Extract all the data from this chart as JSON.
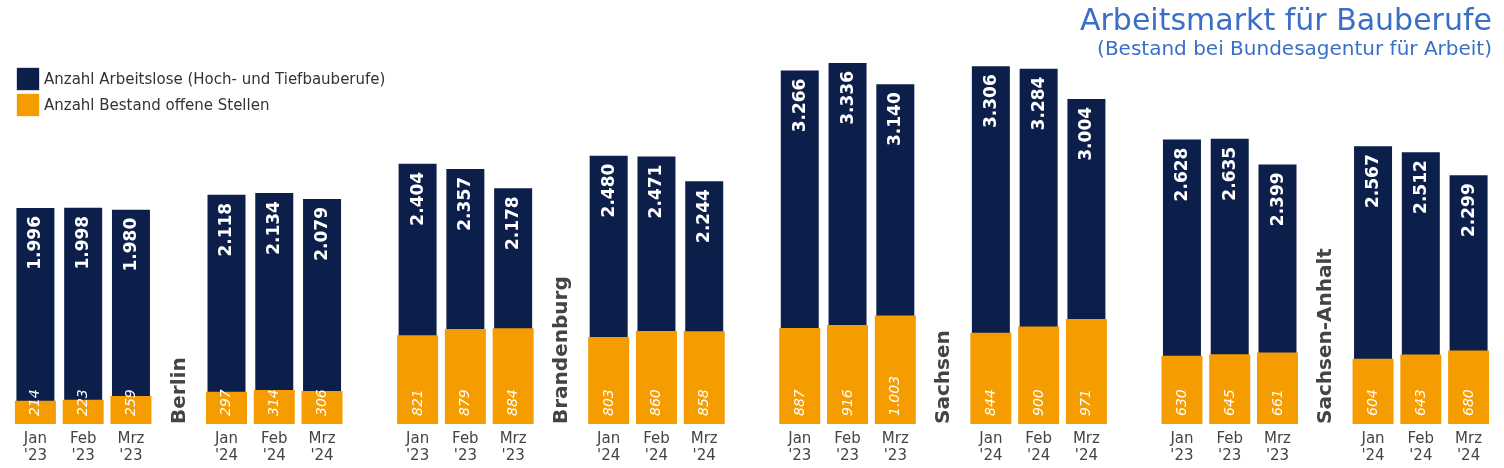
{
  "chart_data": {
    "type": "bar",
    "title": "Arbeitsmarkt für Bauberufe",
    "subtitle": "(Bestand bei Bundesagentur für Arbeit)",
    "categories": [
      "Jan '23",
      "Feb '23",
      "Mrz '23",
      null,
      "Jan '24",
      "Feb '24",
      "Mrz '24",
      null,
      "Jan '23",
      "Feb '23",
      "Mrz '23",
      null,
      "Jan '24",
      "Feb '24",
      "Mrz '24",
      null,
      "Jan '23",
      "Feb '23",
      "Mrz '23",
      null,
      "Jan '24",
      "Feb '24",
      "Mrz '24",
      null,
      "Jan '23",
      "Feb '23",
      "Mrz '23",
      null,
      "Jan '24",
      "Feb '24",
      "Mrz '24"
    ],
    "series": [
      {
        "name": "Anzahl Arbeitslose (Hoch- und Tiefbauberufe)",
        "color": "#0c1f4b",
        "values": [
          1996,
          1998,
          1980,
          null,
          2118,
          2134,
          2079,
          null,
          2404,
          2357,
          2178,
          null,
          2480,
          2471,
          2244,
          null,
          3266,
          3336,
          3140,
          null,
          3306,
          3284,
          3004,
          null,
          2628,
          2635,
          2399,
          null,
          2567,
          2512,
          2299
        ],
        "value_labels": [
          "1.996",
          "1.998",
          "1.980",
          null,
          "2.118",
          "2.134",
          "2.079",
          null,
          "2.404",
          "2.357",
          "2.178",
          null,
          "2.480",
          "2.471",
          "2.244",
          null,
          "3.266",
          "3.336",
          "3.140",
          null,
          "3.306",
          "3.284",
          "3.004",
          null,
          "2.628",
          "2.635",
          "2.399",
          null,
          "2.567",
          "2.512",
          "2.299"
        ]
      },
      {
        "name": "Anzahl Bestand offene Stellen",
        "color": "#f59c00",
        "values": [
          214,
          223,
          259,
          null,
          297,
          314,
          306,
          null,
          821,
          879,
          884,
          null,
          803,
          860,
          858,
          null,
          887,
          916,
          1003,
          null,
          844,
          900,
          971,
          null,
          630,
          645,
          661,
          null,
          604,
          643,
          680
        ],
        "value_labels": [
          "214",
          "223",
          "259",
          null,
          "297",
          "314",
          "306",
          null,
          "821",
          "879",
          "884",
          null,
          "803",
          "860",
          "858",
          null,
          "887",
          "916",
          "1.003",
          null,
          "844",
          "900",
          "971",
          null,
          "630",
          "645",
          "661",
          null,
          "604",
          "643",
          "680"
        ]
      }
    ],
    "annotations": [
      "Berlin",
      "Brandenburg",
      "Sachsen",
      "Sachsen-Anhalt"
    ],
    "legend": "top left",
    "grid": false
  }
}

**REQUEST**.
Copy all the lines above that hold the string "Bestand".

**PROBLEM SOLUTION**.
    "subtitle": "(Bestand bei Bundesagentur für Arbeit)",
        "name": "Anzahl Bestand offene Stellen",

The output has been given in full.